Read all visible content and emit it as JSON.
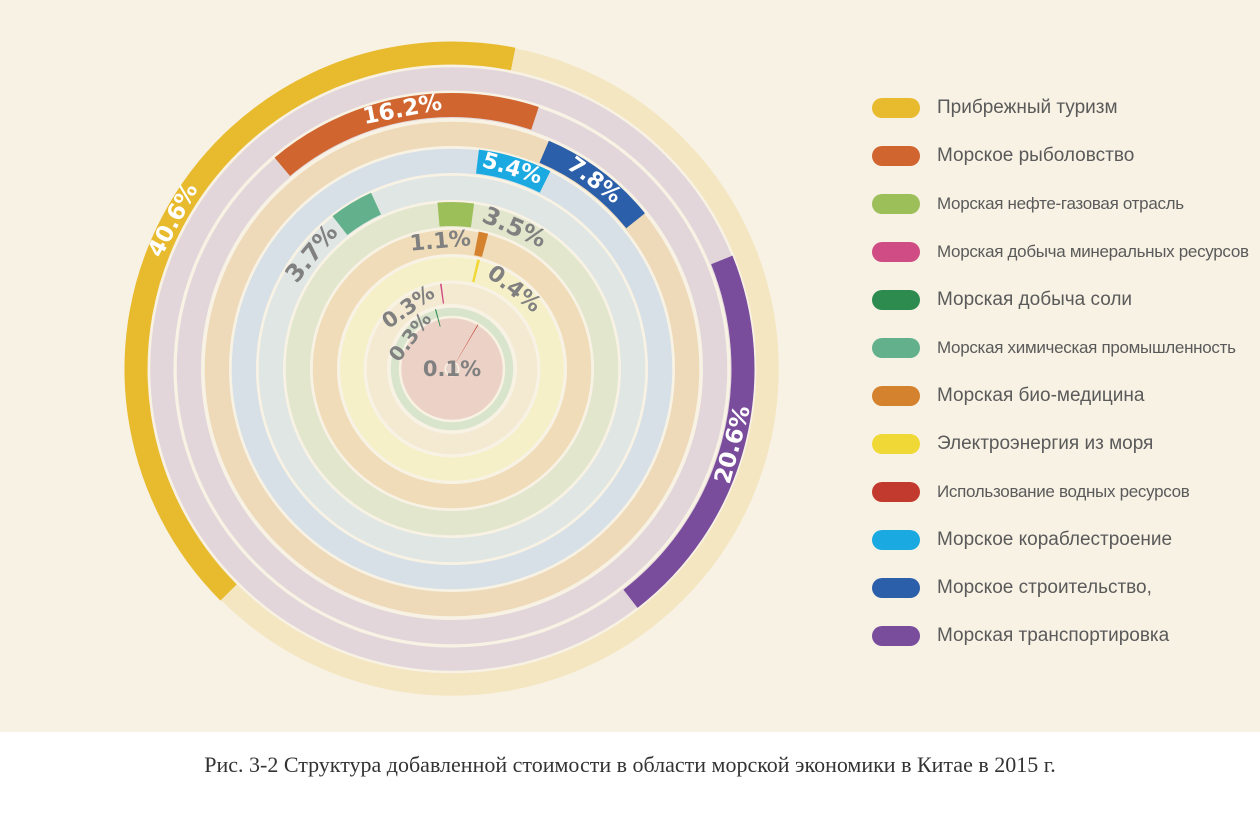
{
  "chart_data": {
    "type": "radial-bar",
    "caption": "Рис. 3-2 Структура добавленной стоимости в области морской экономики в Китае в 2015 г.",
    "series": [
      {
        "name": "Прибрежный туризм",
        "value": 40.6,
        "label": "40.6%",
        "color": "#e8ba2e",
        "track": "#f5e6c2"
      },
      {
        "name": "Морское рыболовство",
        "value": 16.2,
        "label": "16.2%",
        "color": "#d0652f",
        "track": "#e2d6da"
      },
      {
        "name": "Морская нефте-газовая отрасль",
        "value": 3.5,
        "label": "3.5%",
        "color": "#9cbf5a",
        "track": "#e2e6cc"
      },
      {
        "name": "Морская добыча минеральных ресурсов",
        "value": 0.3,
        "label": "0.3%",
        "color": "#cf4d84",
        "track": "#f4ead2"
      },
      {
        "name": "Морская добыча соли",
        "value": 0.3,
        "label": "0.3%",
        "color": "#2e8b4f",
        "track": "#d8e4cc"
      },
      {
        "name": "Морская химическая промышленность",
        "value": 3.7,
        "label": "3.7%",
        "color": "#62b08c",
        "track": "#dfe6e4"
      },
      {
        "name": "Морская био-медицина",
        "value": 1.1,
        "label": "1.1%",
        "color": "#d4822e",
        "track": "#f0dcb8"
      },
      {
        "name": "Электроэнергия из моря",
        "value": 0.4,
        "label": "0.4%",
        "color": "#f0d836",
        "track": "#f6f0c8"
      },
      {
        "name": "Использование водных ресурсов",
        "value": 0.1,
        "label": "0.1%",
        "color": "#c23a2d",
        "track": "#ecd2c6"
      },
      {
        "name": "Морское кораблестроение",
        "value": 5.4,
        "label": "5.4%",
        "color": "#1aa9e0",
        "track": "#d6e0e6"
      },
      {
        "name": "Морское строительство,",
        "value": 7.8,
        "label": "7.8%",
        "color": "#2c5faa",
        "track": "#eed9b9"
      },
      {
        "name": "Морская транспортировка",
        "value": 20.6,
        "label": "20.6%",
        "color": "#7a4c9c",
        "track": "#e2d6da"
      }
    ]
  }
}
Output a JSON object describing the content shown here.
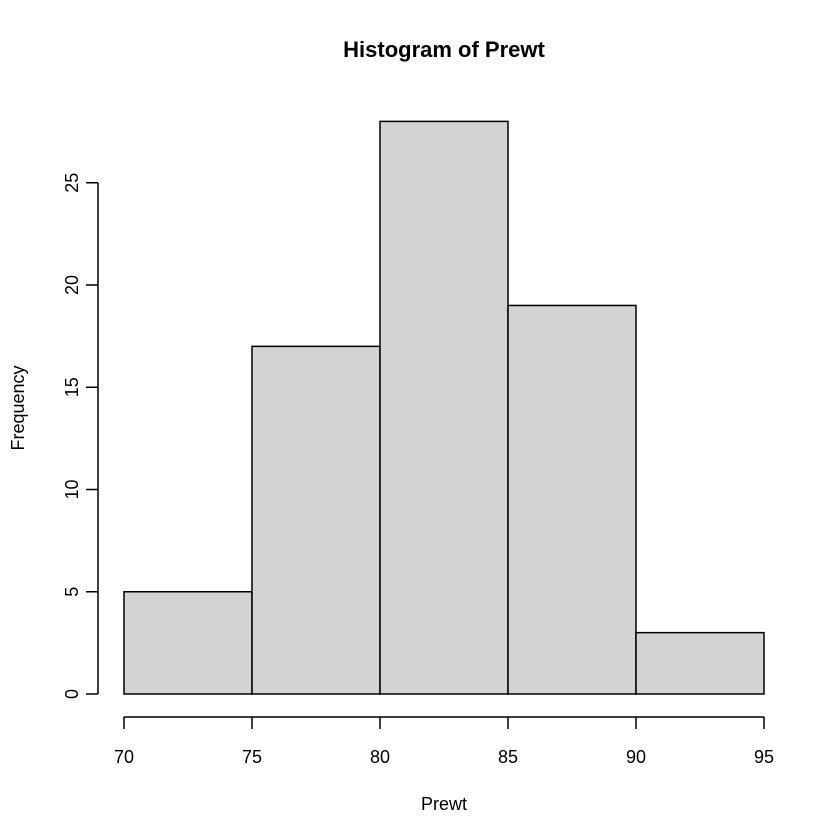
{
  "chart_data": {
    "type": "bar",
    "title": "Histogram of Prewt",
    "xlabel": "Prewt",
    "ylabel": "Frequency",
    "bins": [
      {
        "start": 70,
        "end": 75,
        "count": 5
      },
      {
        "start": 75,
        "end": 80,
        "count": 17
      },
      {
        "start": 80,
        "end": 85,
        "count": 28
      },
      {
        "start": 85,
        "end": 90,
        "count": 19
      },
      {
        "start": 90,
        "end": 95,
        "count": 3
      }
    ],
    "xlim": [
      70,
      95
    ],
    "ylim": [
      0,
      28
    ],
    "xticks": [
      70,
      75,
      80,
      85,
      90,
      95
    ],
    "yticks": [
      0,
      5,
      10,
      15,
      20,
      25
    ],
    "xtick_labels": [
      "70",
      "75",
      "80",
      "85",
      "90",
      "95"
    ],
    "ytick_labels": [
      "0",
      "5",
      "10",
      "15",
      "20",
      "25"
    ],
    "bar_fill": "#d3d3d3",
    "bar_stroke": "#000000",
    "grid": false
  }
}
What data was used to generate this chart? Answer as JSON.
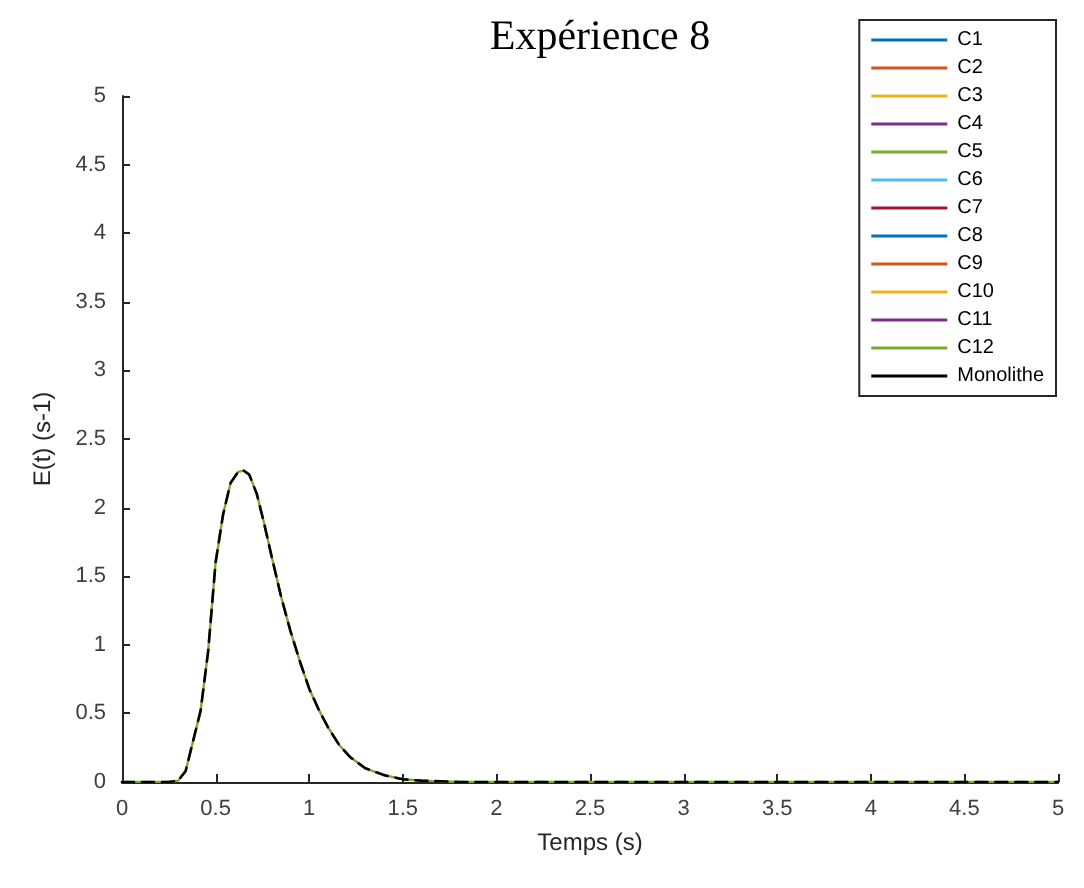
{
  "chart_data": {
    "type": "line",
    "title": "Expérience 8",
    "xlabel": "Temps (s)",
    "ylabel": "E(t) (s-1)",
    "x": [
      0,
      0.1,
      0.2,
      0.25,
      0.3,
      0.34,
      0.38,
      0.42,
      0.46,
      0.5,
      0.54,
      0.58,
      0.62,
      0.65,
      0.68,
      0.72,
      0.76,
      0.8,
      0.85,
      0.9,
      0.95,
      1.0,
      1.05,
      1.1,
      1.16,
      1.22,
      1.3,
      1.4,
      1.5,
      1.6,
      1.8,
      2,
      2.5,
      3,
      3.5,
      4,
      4.5,
      5
    ],
    "series": [
      {
        "name": "C1",
        "color": "#0072bd",
        "values": [
          null,
          null,
          null,
          null,
          null,
          null,
          null,
          null,
          null,
          null,
          null,
          null,
          null,
          null,
          null,
          null,
          null,
          null,
          null,
          null,
          null,
          null,
          null,
          null,
          null,
          null,
          null,
          null,
          null,
          null,
          null,
          null,
          null,
          null,
          null,
          null,
          null,
          null
        ]
      },
      {
        "name": "C2",
        "color": "#d95319",
        "values": [
          null,
          null,
          null,
          null,
          null,
          null,
          null,
          null,
          null,
          null,
          null,
          null,
          null,
          null,
          null,
          null,
          null,
          null,
          null,
          null,
          null,
          null,
          null,
          null,
          null,
          null,
          null,
          null,
          null,
          null,
          null,
          null,
          null,
          null,
          null,
          null,
          null,
          null
        ]
      },
      {
        "name": "C3",
        "color": "#edb120",
        "values": [
          null,
          null,
          null,
          null,
          null,
          null,
          null,
          null,
          null,
          null,
          null,
          null,
          null,
          null,
          null,
          null,
          null,
          null,
          null,
          null,
          null,
          null,
          null,
          null,
          null,
          null,
          null,
          null,
          null,
          null,
          null,
          null,
          null,
          null,
          null,
          null,
          null,
          null
        ]
      },
      {
        "name": "C4",
        "color": "#7e2f8e",
        "values": [
          null,
          null,
          null,
          null,
          null,
          null,
          null,
          null,
          null,
          null,
          null,
          null,
          null,
          null,
          null,
          null,
          null,
          null,
          null,
          null,
          null,
          null,
          null,
          null,
          null,
          null,
          null,
          null,
          null,
          null,
          null,
          null,
          null,
          null,
          null,
          null,
          null,
          null
        ]
      },
      {
        "name": "C5",
        "color": "#77ac30",
        "values": [
          null,
          null,
          null,
          null,
          null,
          null,
          null,
          null,
          null,
          null,
          null,
          null,
          null,
          null,
          null,
          null,
          null,
          null,
          null,
          null,
          null,
          null,
          null,
          null,
          null,
          null,
          null,
          null,
          null,
          null,
          null,
          null,
          null,
          null,
          null,
          null,
          null,
          null
        ]
      },
      {
        "name": "C6",
        "color": "#4dbeee",
        "values": [
          null,
          null,
          null,
          null,
          null,
          null,
          null,
          null,
          null,
          null,
          null,
          null,
          null,
          null,
          null,
          null,
          null,
          null,
          null,
          null,
          null,
          null,
          null,
          null,
          null,
          null,
          null,
          null,
          null,
          null,
          null,
          null,
          null,
          null,
          null,
          null,
          null,
          null
        ]
      },
      {
        "name": "C7",
        "color": "#a2142f",
        "values": [
          null,
          null,
          null,
          null,
          null,
          null,
          null,
          null,
          null,
          null,
          null,
          null,
          null,
          null,
          null,
          null,
          null,
          null,
          null,
          null,
          null,
          null,
          null,
          null,
          null,
          null,
          null,
          null,
          null,
          null,
          null,
          null,
          null,
          null,
          null,
          null,
          null,
          null
        ]
      },
      {
        "name": "C8",
        "color": "#0072bd",
        "values": [
          null,
          null,
          null,
          null,
          null,
          null,
          null,
          null,
          null,
          null,
          null,
          null,
          null,
          null,
          null,
          null,
          null,
          null,
          null,
          null,
          null,
          null,
          null,
          null,
          null,
          null,
          null,
          null,
          null,
          null,
          null,
          null,
          null,
          null,
          null,
          null,
          null,
          null
        ]
      },
      {
        "name": "C9",
        "color": "#d95319",
        "values": [
          null,
          null,
          null,
          null,
          null,
          null,
          null,
          null,
          null,
          null,
          null,
          null,
          null,
          null,
          null,
          null,
          null,
          null,
          null,
          null,
          null,
          null,
          null,
          null,
          null,
          null,
          null,
          null,
          null,
          null,
          null,
          null,
          null,
          null,
          null,
          null,
          null,
          null
        ]
      },
      {
        "name": "C10",
        "color": "#edb120",
        "values": [
          null,
          null,
          null,
          null,
          null,
          null,
          null,
          null,
          null,
          null,
          null,
          null,
          null,
          null,
          null,
          null,
          null,
          null,
          null,
          null,
          null,
          null,
          null,
          null,
          null,
          null,
          null,
          null,
          null,
          null,
          null,
          null,
          null,
          null,
          null,
          null,
          null,
          null
        ]
      },
      {
        "name": "C11",
        "color": "#7e2f8e",
        "values": [
          null,
          null,
          null,
          null,
          null,
          null,
          null,
          null,
          null,
          null,
          null,
          null,
          null,
          null,
          null,
          null,
          null,
          null,
          null,
          null,
          null,
          null,
          null,
          null,
          null,
          null,
          null,
          null,
          null,
          null,
          null,
          null,
          null,
          null,
          null,
          null,
          null,
          null
        ]
      },
      {
        "name": "C12",
        "color": "#77ac30",
        "values": [
          0,
          0,
          0,
          0,
          0.01,
          0.08,
          0.3,
          0.52,
          0.95,
          1.6,
          1.95,
          2.18,
          2.26,
          2.27,
          2.24,
          2.1,
          1.88,
          1.64,
          1.35,
          1.1,
          0.88,
          0.68,
          0.53,
          0.4,
          0.27,
          0.18,
          0.1,
          0.05,
          0.02,
          0.01,
          0,
          0,
          0,
          0,
          0,
          0,
          0,
          0
        ]
      },
      {
        "name": "Monolithe",
        "color": "#000000",
        "line_style": "dashed",
        "values": [
          0,
          0,
          0,
          0,
          0.01,
          0.08,
          0.3,
          0.52,
          0.95,
          1.6,
          1.95,
          2.18,
          2.26,
          2.27,
          2.24,
          2.1,
          1.88,
          1.64,
          1.35,
          1.1,
          0.88,
          0.68,
          0.53,
          0.4,
          0.27,
          0.18,
          0.1,
          0.05,
          0.02,
          0.01,
          0,
          0,
          0,
          0,
          0,
          0,
          0,
          0
        ]
      }
    ],
    "xlim": [
      0,
      5
    ],
    "xticks": [
      0,
      0.5,
      1,
      1.5,
      2,
      2.5,
      3,
      3.5,
      4,
      4.5,
      5
    ],
    "ylim": [
      0,
      5
    ],
    "yticks": [
      0,
      0.5,
      1,
      1.5,
      2,
      2.5,
      3,
      3.5,
      4,
      4.5,
      5
    ],
    "line_style": "solid",
    "grid": false,
    "legend": "top right",
    "marker": "none"
  }
}
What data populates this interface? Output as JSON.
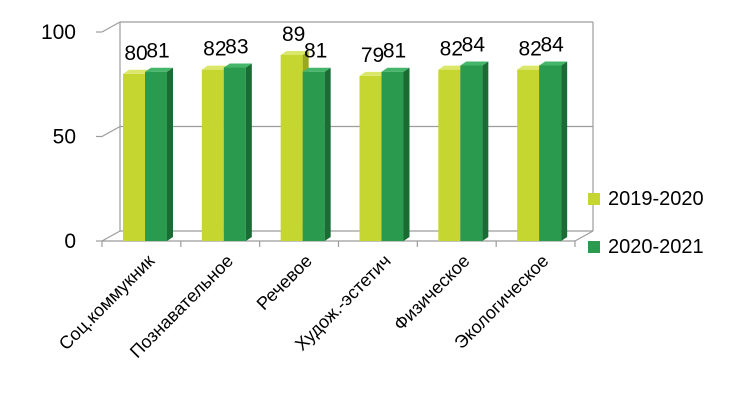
{
  "chart_data": {
    "type": "bar",
    "categories": [
      "Соц.коммукник",
      "Познавательное",
      "Речевое",
      "Худож.-эстетич",
      "Физическое",
      "Экологическое"
    ],
    "series": [
      {
        "name": "2019-2020",
        "values": [
          80,
          82,
          89,
          79,
          82,
          82
        ],
        "color": "#c6d631",
        "side_color": "#9aa81c",
        "top_color": "#dbe76a"
      },
      {
        "name": "2020-2021",
        "values": [
          81,
          83,
          81,
          81,
          84,
          84
        ],
        "color": "#2a9a4f",
        "side_color": "#1b6b35",
        "top_color": "#45b56a"
      }
    ],
    "y_ticks": [
      "0",
      "50",
      "100"
    ],
    "ylim": [
      0,
      100
    ],
    "grid": true,
    "legend_position": "right",
    "title": "",
    "xlabel": "",
    "ylabel": ""
  }
}
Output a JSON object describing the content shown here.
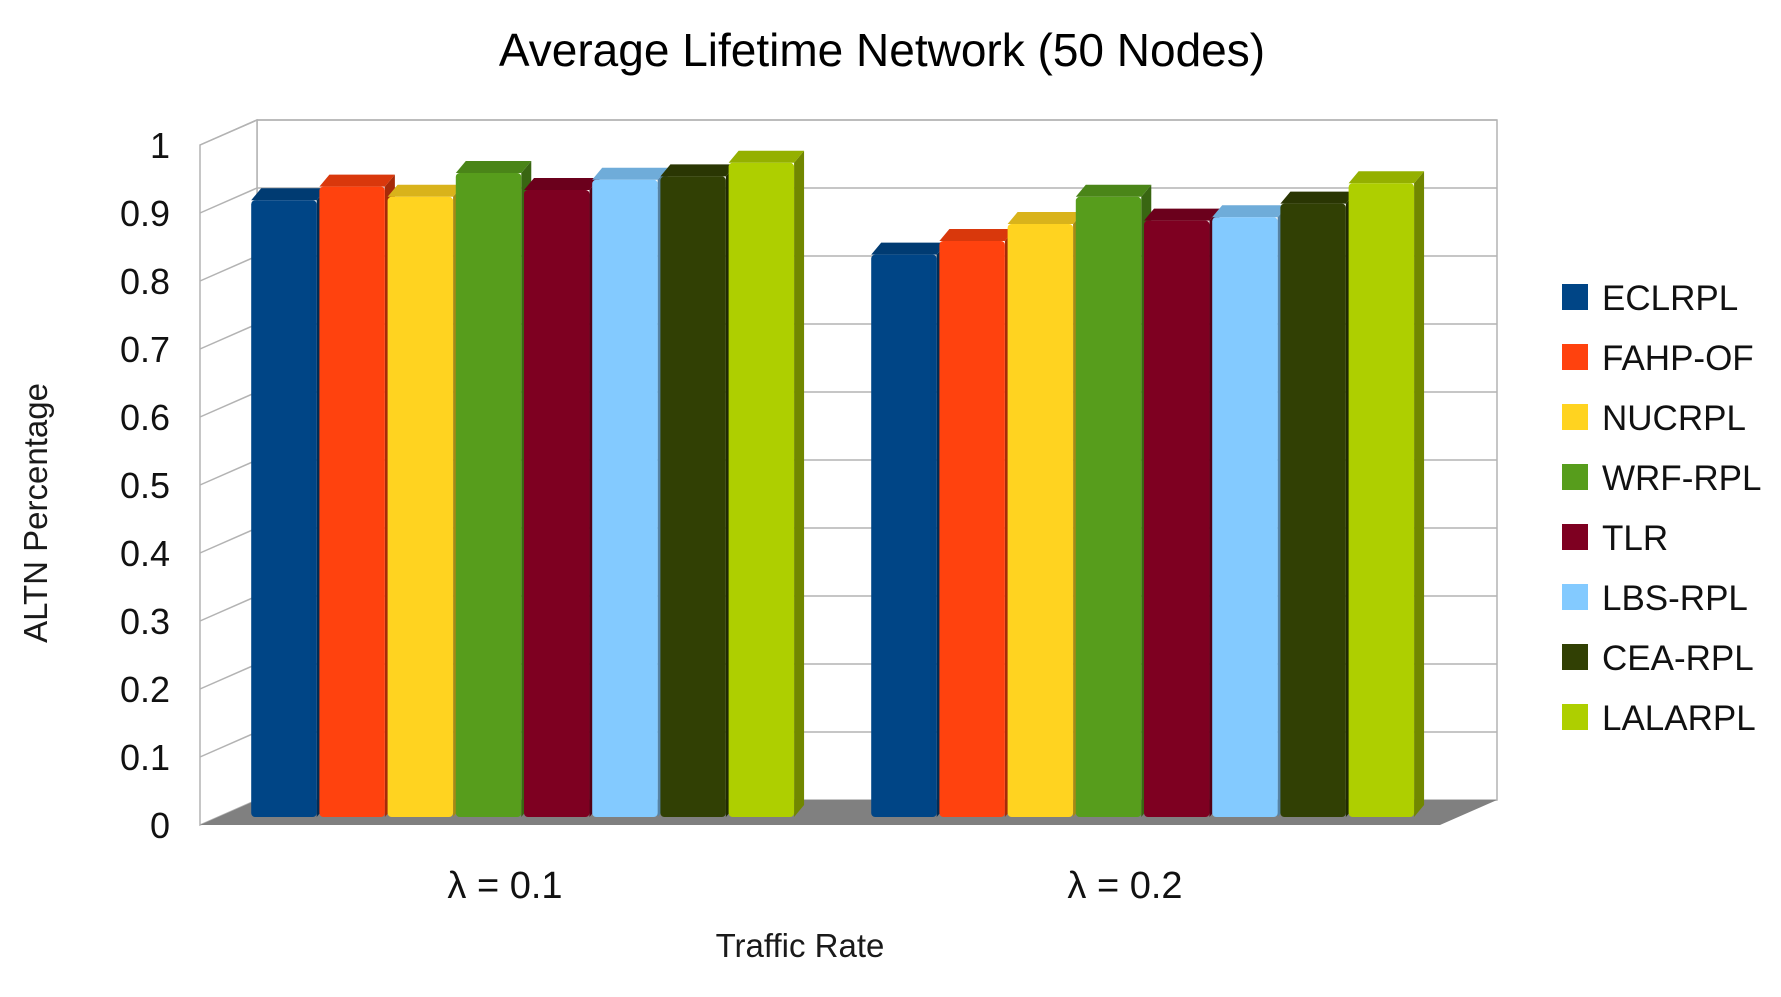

****************

Omit the pictures and retype exactly the lines from the one with "What data populates" through the final line, both ends included.

What data populates this interface? Output as JSON.
{
  "chart_data": {
    "type": "bar",
    "categories": [
      "Соц.коммукник",
      "Познавательное",
      "Речевое",
      "Худож.-эстетич",
      "Физическое",
      "Экологическое"
    ],
    "series": [
      {
        "name": "2019-2020",
        "values": [
          80,
          82,
          89,
          79,
          82,
          82
        ],
        "color": "#c6d631",
        "side_color": "#9aa81c",
        "top_color": "#dbe76a"
      },
      {
        "name": "2020-2021",
        "values": [
          81,
          83,
          81,
          81,
          84,
          84
        ],
        "color": "#2a9a4f",
        "side_color": "#1b6b35",
        "top_color": "#45b56a"
      }
    ],
    "y_ticks": [
      "0",
      "50",
      "100"
    ],
    "ylim": [
      0,
      100
    ],
    "grid": true,
    "legend_position": "right",
    "title": "",
    "xlabel": "",
    "ylabel": ""
  }
}
Output a JSON object describing the content shown here.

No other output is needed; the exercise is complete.